* _What the task requires_
Count how many lines below include the string "Určení", and give that number without anything else.

* _Dataset entries_
──────
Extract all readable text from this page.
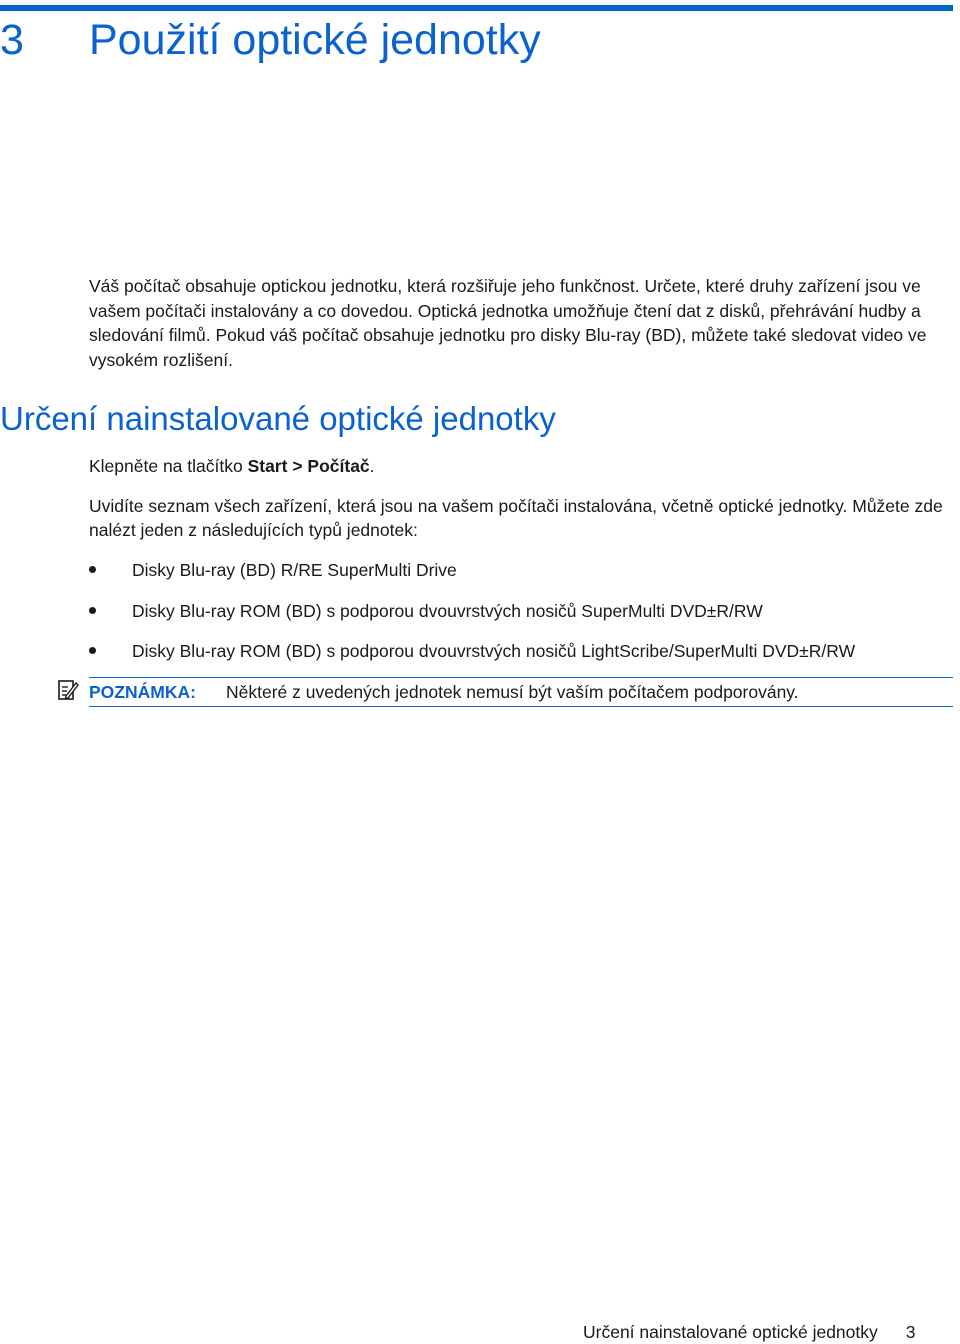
3 Použití optické jednotky

Váš počítač obsahuje optickou jednotku, která rozšiřuje jeho funkčnost. Určete, které druhy zařízení jsou ve vašem počítači instalovány a co dovedou. Optická jednotka umožňuje čtení dat z disků, přehrávání hudby a sledování filmů. Pokud váš počítač obsahuje jednotku pro disky Blu-ray (BD), můžete také sledovat video ve vysokém rozlišení.

Určení nainstalované optické jednotky

Klepněte na tlačítko Start > Počítač.

Uvidíte seznam všech zařízení, která jsou na vašem počítači instalována, včetně optické jednotky. Můžete zde nalézt jeden z následujících typů jednotek:

Disky Blu-ray (BD) R/RE SuperMulti Drive
Disky Blu-ray ROM (BD) s podporou dvouvrstvých nosičů SuperMulti DVD±R/RW
Disky Blu-ray ROM (BD) s podporou dvouvrstvých nosičů LightScribe/SuperMulti DVD±R/RW
POZNÁMKA: Některé z uvedených jednotek nemusí být vaším počítačem podporovány.
Určení nainstalované optické jednotky 3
──────
* _Reply_
2